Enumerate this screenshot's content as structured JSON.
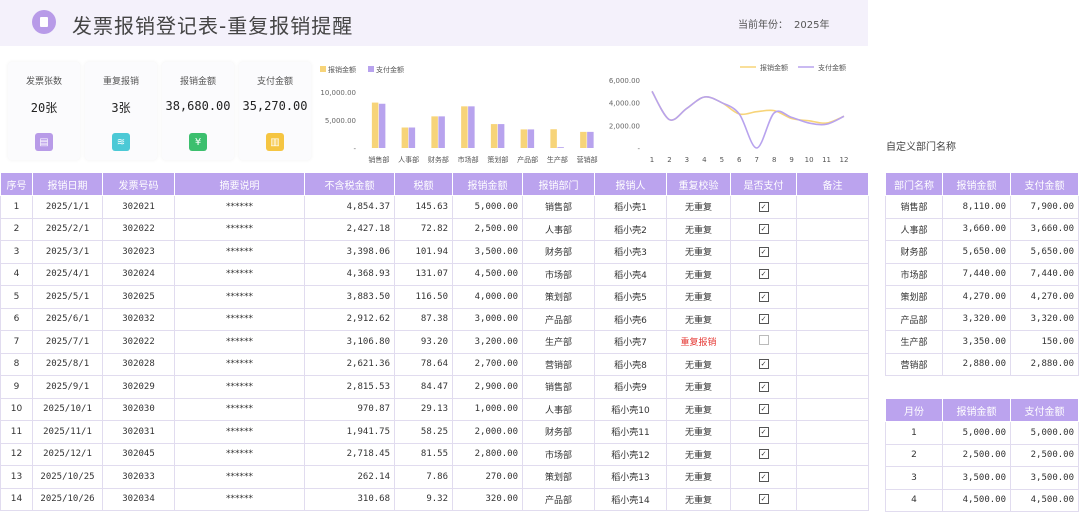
{
  "header": {
    "title": "发票报销登记表-重复报销提醒",
    "year_label": "当前年份：",
    "year_value": "2025年"
  },
  "stats": [
    {
      "label": "发票张数",
      "value": "20张",
      "icon": "document-icon",
      "color": "#b89be8"
    },
    {
      "label": "重复报销",
      "value": "3张",
      "icon": "layers-icon",
      "color": "#4cc9d6"
    },
    {
      "label": "报销金额",
      "value": "38,680.00",
      "icon": "yen-icon",
      "color": "#3cbf6e"
    },
    {
      "label": "支付金额",
      "value": "35,270.00",
      "icon": "note-icon",
      "color": "#f5c542"
    }
  ],
  "chart_data": [
    {
      "type": "bar",
      "categories": [
        "销售部",
        "人事部",
        "财务部",
        "市场部",
        "策划部",
        "产品部",
        "生产部",
        "营销部"
      ],
      "series": [
        {
          "name": "报销金额",
          "values": [
            8110,
            3660,
            5650,
            7440,
            4270,
            3320,
            3350,
            2880
          ],
          "color": "#f7d479"
        },
        {
          "name": "支付金额",
          "values": [
            7900,
            3660,
            5650,
            7440,
            4270,
            3320,
            150,
            2880
          ],
          "color": "#b8a3ee"
        }
      ],
      "yticks": [
        "10,000.00",
        "5,000.00",
        "-"
      ],
      "ylim": [
        0,
        10000
      ],
      "legend": "top-left"
    },
    {
      "type": "line",
      "x": [
        "1",
        "2",
        "3",
        "4",
        "5",
        "6",
        "7",
        "8",
        "9",
        "10",
        "11",
        "12"
      ],
      "series": [
        {
          "name": "报销金额",
          "values": [
            5000,
            2500,
            3500,
            4500,
            4000,
            3000,
            3200,
            3300,
            2600,
            2400,
            2200,
            2800
          ],
          "color": "#f7d479"
        },
        {
          "name": "支付金额",
          "values": [
            5000,
            2500,
            3500,
            4500,
            4000,
            3000,
            0,
            3100,
            2700,
            2200,
            2100,
            2800
          ],
          "color": "#b8a3ee"
        }
      ],
      "yticks": [
        "6,000.00",
        "4,000.00",
        "2,000.00",
        "-"
      ],
      "ylim": [
        0,
        6000
      ],
      "legend": "top-right"
    }
  ],
  "main_table": {
    "headers": [
      "序号",
      "报销日期",
      "发票号码",
      "摘要说明",
      "不含税金额",
      "税额",
      "报销金额",
      "报销部门",
      "报销人",
      "重复校验",
      "是否支付",
      "备注"
    ],
    "rows": [
      [
        "1",
        "2025/1/1",
        "302021",
        "******",
        "4,854.37",
        "145.63",
        "5,000.00",
        "销售部",
        "稻小壳1",
        "无重复",
        "paid",
        ""
      ],
      [
        "2",
        "2025/2/1",
        "302022",
        "******",
        "2,427.18",
        "72.82",
        "2,500.00",
        "人事部",
        "稻小壳2",
        "无重复",
        "paid",
        ""
      ],
      [
        "3",
        "2025/3/1",
        "302023",
        "******",
        "3,398.06",
        "101.94",
        "3,500.00",
        "财务部",
        "稻小壳3",
        "无重复",
        "paid",
        ""
      ],
      [
        "4",
        "2025/4/1",
        "302024",
        "******",
        "4,368.93",
        "131.07",
        "4,500.00",
        "市场部",
        "稻小壳4",
        "无重复",
        "paid",
        ""
      ],
      [
        "5",
        "2025/5/1",
        "302025",
        "******",
        "3,883.50",
        "116.50",
        "4,000.00",
        "策划部",
        "稻小壳5",
        "无重复",
        "paid",
        ""
      ],
      [
        "6",
        "2025/6/1",
        "302032",
        "******",
        "2,912.62",
        "87.38",
        "3,000.00",
        "产品部",
        "稻小壳6",
        "无重复",
        "paid",
        ""
      ],
      [
        "7",
        "2025/7/1",
        "302022",
        "******",
        "3,106.80",
        "93.20",
        "3,200.00",
        "生产部",
        "稻小壳7",
        "重复报销",
        "unpaid",
        ""
      ],
      [
        "8",
        "2025/8/1",
        "302028",
        "******",
        "2,621.36",
        "78.64",
        "2,700.00",
        "营销部",
        "稻小壳8",
        "无重复",
        "paid",
        ""
      ],
      [
        "9",
        "2025/9/1",
        "302029",
        "******",
        "2,815.53",
        "84.47",
        "2,900.00",
        "销售部",
        "稻小壳9",
        "无重复",
        "paid",
        ""
      ],
      [
        "10",
        "2025/10/1",
        "302030",
        "******",
        "970.87",
        "29.13",
        "1,000.00",
        "人事部",
        "稻小壳10",
        "无重复",
        "paid",
        ""
      ],
      [
        "11",
        "2025/11/1",
        "302031",
        "******",
        "1,941.75",
        "58.25",
        "2,000.00",
        "财务部",
        "稻小壳11",
        "无重复",
        "paid",
        ""
      ],
      [
        "12",
        "2025/12/1",
        "302045",
        "******",
        "2,718.45",
        "81.55",
        "2,800.00",
        "市场部",
        "稻小壳12",
        "无重复",
        "paid",
        ""
      ],
      [
        "13",
        "2025/10/25",
        "302033",
        "******",
        "262.14",
        "7.86",
        "270.00",
        "策划部",
        "稻小壳13",
        "无重复",
        "paid",
        ""
      ],
      [
        "14",
        "2025/10/26",
        "302034",
        "******",
        "310.68",
        "9.32",
        "320.00",
        "产品部",
        "稻小壳14",
        "无重复",
        "paid",
        ""
      ]
    ]
  },
  "side": {
    "custom_label": "自定义部门名称",
    "dept_table": {
      "headers": [
        "部门名称",
        "报销金额",
        "支付金额"
      ],
      "rows": [
        [
          "销售部",
          "8,110.00",
          "7,900.00"
        ],
        [
          "人事部",
          "3,660.00",
          "3,660.00"
        ],
        [
          "财务部",
          "5,650.00",
          "5,650.00"
        ],
        [
          "市场部",
          "7,440.00",
          "7,440.00"
        ],
        [
          "策划部",
          "4,270.00",
          "4,270.00"
        ],
        [
          "产品部",
          "3,320.00",
          "3,320.00"
        ],
        [
          "生产部",
          "3,350.00",
          "150.00"
        ],
        [
          "营销部",
          "2,880.00",
          "2,880.00"
        ]
      ]
    },
    "month_table": {
      "headers": [
        "月份",
        "报销金额",
        "支付金额"
      ],
      "rows": [
        [
          "1",
          "5,000.00",
          "5,000.00"
        ],
        [
          "2",
          "2,500.00",
          "2,500.00"
        ],
        [
          "3",
          "3,500.00",
          "3,500.00"
        ],
        [
          "4",
          "4,500.00",
          "4,500.00"
        ]
      ]
    }
  }
}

--

▶ [Short task]:
Copy each line holding the word "icon" from the listing above.

▶ [The output]:
      "icon": "document-icon",
      "icon": "layers-icon",
      "icon": "yen-icon",
      "icon": "note-icon",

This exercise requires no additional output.